[Extracted data entries]
_ _ _ _ _
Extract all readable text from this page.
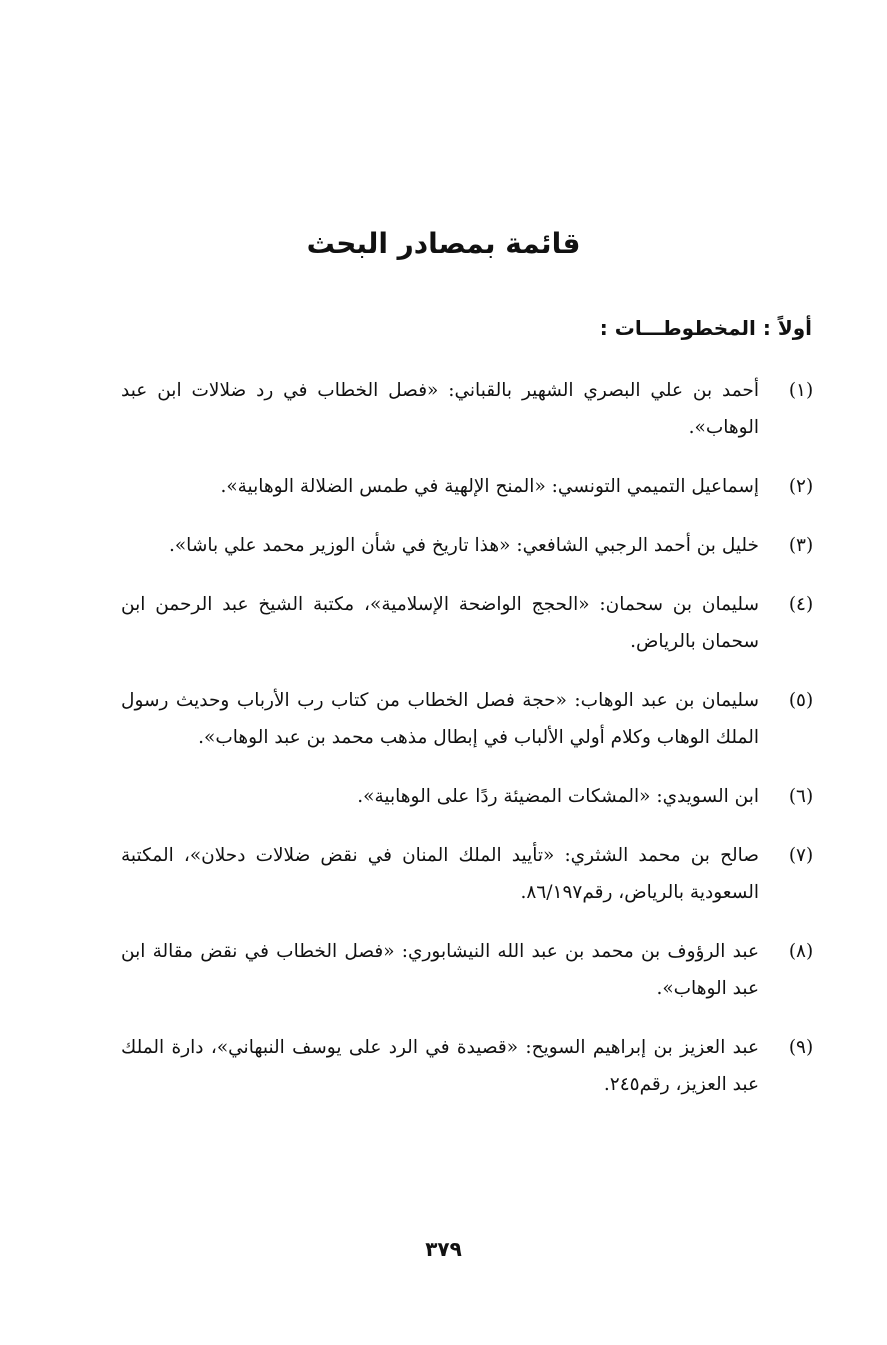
قائمة بمصادر البحث
أولاً : المخطوطـــات :
(١)
أحمد بن علي البصري الشهير بالقباني: «فصل الخطاب في رد ضلالات ابن عبد الوهاب».
(٢)
إسماعيل التميمي التونسي: «المنح الإلهية في طمس الضلالة الوهابية».
(٣)
خليل بن أحمد الرجبي الشافعي: «هذا تاريخ في شأن الوزير محمد علي باشا».
(٤)
سليمان بن سحمان: «الحجج الواضحة الإسلامية»، مكتبة الشيخ عبد الرحمن ابن سحمان بالرياض.
(٥)
سليمان بن عبد الوهاب: «حجة فصل الخطاب من كتاب رب الأرباب وحديث رسول الملك الوهاب وكلام أولي الألباب في إبطال مذهب محمد بن عبد الوهاب».
(٦)
ابن السويدي: «المشكات المضيئة ردًا على الوهابية».
(٧)
صالح بن محمد الشثري: «تأييد الملك المنان في نقض ضلالات دحلان»، المكتبة السعودية بالرياض، رقم٨٦/١٩٧.
(٨)
عبد الرؤوف بن محمد بن عبد الله النيشابوري: «فصل الخطاب في نقض مقالة ابن عبد الوهاب».
(٩)
عبد العزيز بن إبراهيم السويح: «قصيدة في الرد على يوسف النبهاني»، دارة الملك عبد العزيز، رقم٢٤٥.
٣٧٩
_ _ _ _ _
Give the count of lines in the data shown above that contain "بالرياض", and nothing else.

→ In response
2